### Data in this exercise

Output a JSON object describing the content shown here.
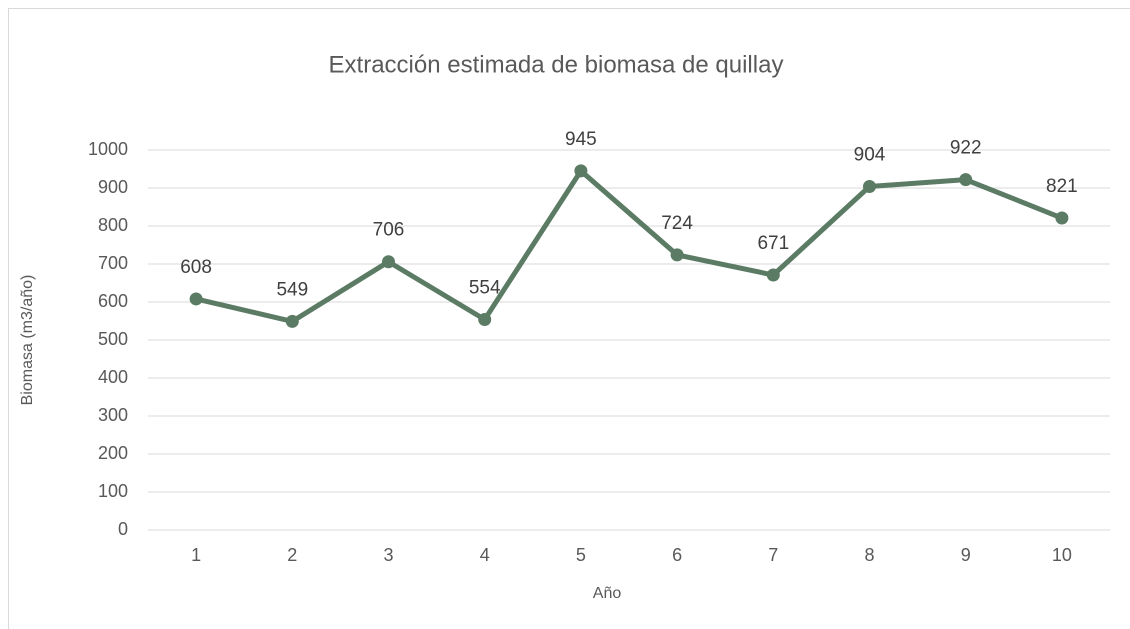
{
  "chart_data": {
    "type": "line",
    "title": "Extracción estimada de biomasa de quillay",
    "x_label": "Año",
    "y_label": "Biomasa (m3/año)",
    "categories": [
      "1",
      "2",
      "3",
      "4",
      "5",
      "6",
      "7",
      "8",
      "9",
      "10"
    ],
    "values": [
      608,
      549,
      706,
      554,
      945,
      724,
      671,
      904,
      922,
      821
    ],
    "color": "#5b7b64",
    "ylim": [
      0,
      1000
    ],
    "yticks": [
      0,
      100,
      200,
      300,
      400,
      500,
      600,
      700,
      800,
      900,
      1000
    ],
    "grid": true
  }
}
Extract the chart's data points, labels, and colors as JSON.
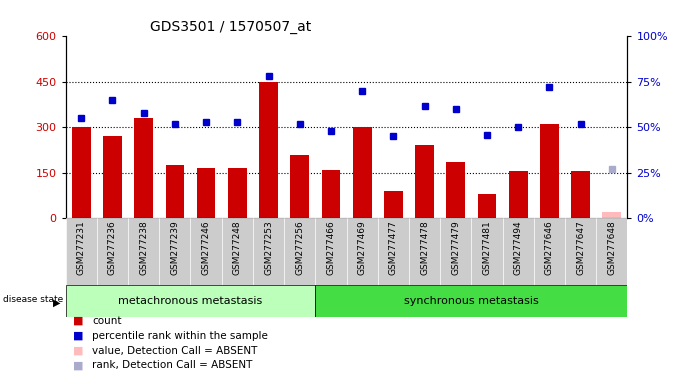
{
  "title": "GDS3501 / 1570507_at",
  "samples": [
    "GSM277231",
    "GSM277236",
    "GSM277238",
    "GSM277239",
    "GSM277246",
    "GSM277248",
    "GSM277253",
    "GSM277256",
    "GSM277466",
    "GSM277469",
    "GSM277477",
    "GSM277478",
    "GSM277479",
    "GSM277481",
    "GSM277494",
    "GSM277646",
    "GSM277647",
    "GSM277648"
  ],
  "bar_values": [
    300,
    270,
    330,
    175,
    165,
    165,
    450,
    210,
    160,
    300,
    90,
    240,
    185,
    80,
    155,
    310,
    155,
    20
  ],
  "dot_values": [
    55,
    65,
    58,
    52,
    53,
    53,
    78,
    52,
    48,
    70,
    45,
    62,
    60,
    46,
    50,
    72,
    52,
    27
  ],
  "absent_indices": [
    17
  ],
  "group1_label": "metachronous metastasis",
  "group2_label": "synchronous metastasis",
  "group1_count": 8,
  "group2_count": 10,
  "bar_color": "#cc0000",
  "dot_color": "#0000cc",
  "absent_bar_color": "#ffbbbb",
  "absent_dot_color": "#aaaacc",
  "group1_bg": "#bbffbb",
  "group2_bg": "#44dd44",
  "tick_bg": "#cccccc",
  "ylim_left": [
    0,
    600
  ],
  "ylim_right": [
    0,
    100
  ],
  "yticks_left": [
    0,
    150,
    300,
    450,
    600
  ],
  "yticks_right": [
    0,
    25,
    50,
    75,
    100
  ],
  "hlines": [
    150,
    300,
    450
  ],
  "legend_items": [
    "count",
    "percentile rank within the sample",
    "value, Detection Call = ABSENT",
    "rank, Detection Call = ABSENT"
  ],
  "legend_colors": [
    "#cc0000",
    "#0000cc",
    "#ffbbbb",
    "#aaaacc"
  ]
}
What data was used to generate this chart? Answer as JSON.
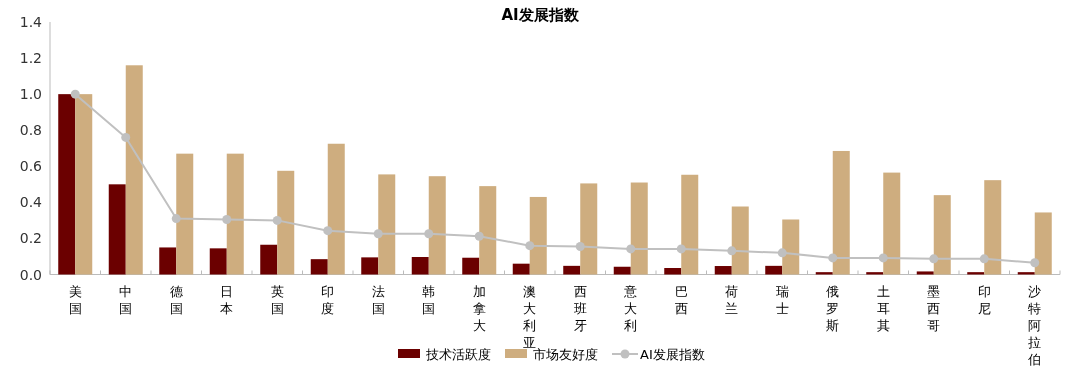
{
  "chart_data": {
    "type": "bar",
    "title": "AI发展指数",
    "categories": [
      "美国",
      "中国",
      "德国",
      "日本",
      "英国",
      "印度",
      "法国",
      "韩国",
      "加拿大",
      "澳大利亚",
      "西班牙",
      "意大利",
      "巴西",
      "荷兰",
      "瑞士",
      "俄罗斯",
      "土耳其",
      "墨西哥",
      "印尼",
      "沙特阿拉伯"
    ],
    "series": [
      {
        "name": "技术活跃度",
        "color": "#6b0000",
        "values": [
          1.0,
          0.5,
          0.15,
          0.145,
          0.165,
          0.085,
          0.095,
          0.097,
          0.093,
          0.06,
          0.048,
          0.043,
          0.036,
          0.047,
          0.048,
          0.013,
          0.013,
          0.017,
          0.013,
          0.013
        ]
      },
      {
        "name": "市场友好度",
        "color": "#cead7f",
        "values": [
          1.0,
          1.16,
          0.67,
          0.67,
          0.575,
          0.725,
          0.555,
          0.545,
          0.49,
          0.43,
          0.505,
          0.51,
          0.553,
          0.377,
          0.305,
          0.685,
          0.565,
          0.44,
          0.523,
          0.344
        ]
      },
      {
        "name": "AI发展指数",
        "type": "line",
        "color": "#c0c0c0",
        "values": [
          1.0,
          0.76,
          0.31,
          0.305,
          0.3,
          0.243,
          0.226,
          0.226,
          0.212,
          0.16,
          0.155,
          0.142,
          0.142,
          0.131,
          0.12,
          0.092,
          0.092,
          0.087,
          0.087,
          0.065
        ]
      }
    ],
    "ylim": [
      0,
      1.4
    ],
    "yticks": [
      {
        "value": 0,
        "label": "0.0"
      },
      {
        "value": 0.2,
        "label": "0.2"
      },
      {
        "value": 0.4,
        "label": "0.4"
      },
      {
        "value": 0.6,
        "label": "0.6"
      },
      {
        "value": 0.8,
        "label": "0.8"
      },
      {
        "value": 1.0,
        "label": "1.0"
      },
      {
        "value": 1.2,
        "label": "1.2"
      },
      {
        "value": 1.4,
        "label": "1.4"
      }
    ],
    "grid": false,
    "legend": "bottom",
    "marker": "circle"
  }
}
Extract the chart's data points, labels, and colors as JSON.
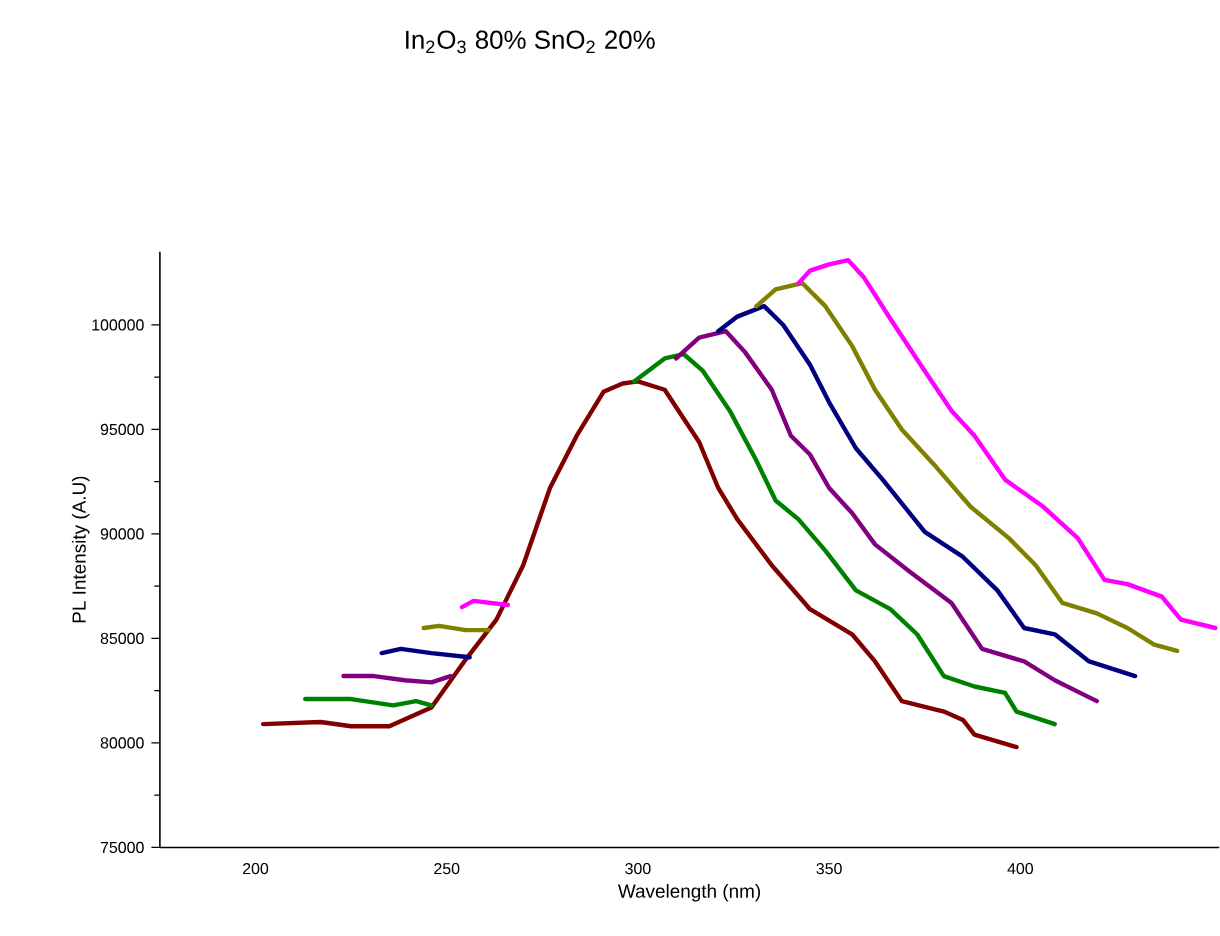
{
  "chart_data": {
    "type": "line",
    "title": "In$_{2}$O$_{3}$ 80% SnO$_{2}$ 20%",
    "xlabel": "Wavelength (nm)",
    "ylabel": "PL Intensity (A.U)",
    "xlim": [
      175,
      452
    ],
    "ylim": [
      75000,
      103500
    ],
    "xticks": [
      200,
      250,
      300,
      350,
      400
    ],
    "yticks": [
      75000,
      80000,
      85000,
      90000,
      95000,
      100000
    ],
    "grid": false,
    "marker": "none",
    "line_style": "solid",
    "series": [
      {
        "color": "#800000",
        "x": [
          202,
          217,
          225,
          235,
          246,
          255,
          263,
          270,
          277,
          284,
          291,
          296,
          300,
          307,
          316,
          321,
          326,
          335,
          345,
          356,
          362,
          369,
          380,
          385,
          388,
          399
        ],
        "values": [
          80900,
          81000,
          80800,
          80800,
          81700,
          84000,
          85900,
          88500,
          92200,
          94700,
          96800,
          97200,
          97300,
          96900,
          94400,
          92200,
          90700,
          88500,
          86400,
          85200,
          83900,
          82000,
          81500,
          81100,
          80400,
          79800
        ]
      },
      {
        "color": "#008000",
        "x": [
          213,
          225,
          236,
          242,
          246,
          270,
          299,
          307,
          312,
          317,
          324,
          331,
          336,
          342,
          349,
          357,
          366,
          373,
          380,
          388,
          396,
          399,
          409
        ],
        "values": [
          82100,
          82100,
          81800,
          82000,
          81800,
          null,
          97300,
          98400,
          98600,
          97800,
          95900,
          93500,
          91600,
          90700,
          89200,
          87300,
          86400,
          85200,
          83200,
          82700,
          82400,
          81500,
          80900
        ]
      },
      {
        "color": "#800080",
        "x": [
          223,
          231,
          239,
          246,
          251,
          280,
          310,
          316,
          323,
          328,
          335,
          340,
          345,
          350,
          356,
          362,
          371,
          382,
          390,
          401,
          409,
          420
        ],
        "values": [
          83200,
          83200,
          83000,
          82900,
          83200,
          null,
          98400,
          99400,
          99700,
          98700,
          96900,
          94700,
          93800,
          92200,
          91000,
          89500,
          88200,
          86700,
          84500,
          83900,
          83000,
          82000
        ]
      },
      {
        "color": "#000080",
        "x": [
          233,
          238,
          246,
          256,
          290,
          321,
          326,
          333,
          338,
          345,
          350,
          357,
          364,
          375,
          385,
          394,
          401,
          409,
          418,
          430
        ],
        "values": [
          84300,
          84500,
          84300,
          84100,
          null,
          99700,
          100400,
          100900,
          100000,
          98100,
          96300,
          94100,
          92600,
          90100,
          88900,
          87300,
          85500,
          85200,
          83900,
          83200
        ]
      },
      {
        "color": "#808000",
        "x": [
          244,
          248,
          255,
          261,
          300,
          331,
          336,
          343,
          349,
          356,
          362,
          369,
          378,
          387,
          397,
          404,
          411,
          420,
          428,
          435,
          441
        ],
        "values": [
          85500,
          85600,
          85400,
          85400,
          null,
          100900,
          101700,
          102000,
          100900,
          99000,
          96900,
          95000,
          93200,
          91300,
          89800,
          88500,
          86700,
          86200,
          85500,
          84700,
          84400
        ]
      },
      {
        "color": "#ff00ff",
        "x": [
          254,
          257,
          266,
          300,
          342,
          345,
          350,
          355,
          359,
          366,
          375,
          382,
          388,
          396,
          406,
          415,
          422,
          428,
          437,
          442,
          451
        ],
        "values": [
          86500,
          86800,
          86600,
          null,
          102000,
          102600,
          102900,
          103100,
          102300,
          100300,
          97800,
          95900,
          94700,
          92600,
          91300,
          89800,
          87800,
          87600,
          87000,
          85900,
          85500
        ]
      }
    ]
  }
}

### Written instruction
From the records given above, copy all lines containing "type".

### Completed task
    "type": "line",
    "type": "bar",
        "type": "line",
    "type": "line",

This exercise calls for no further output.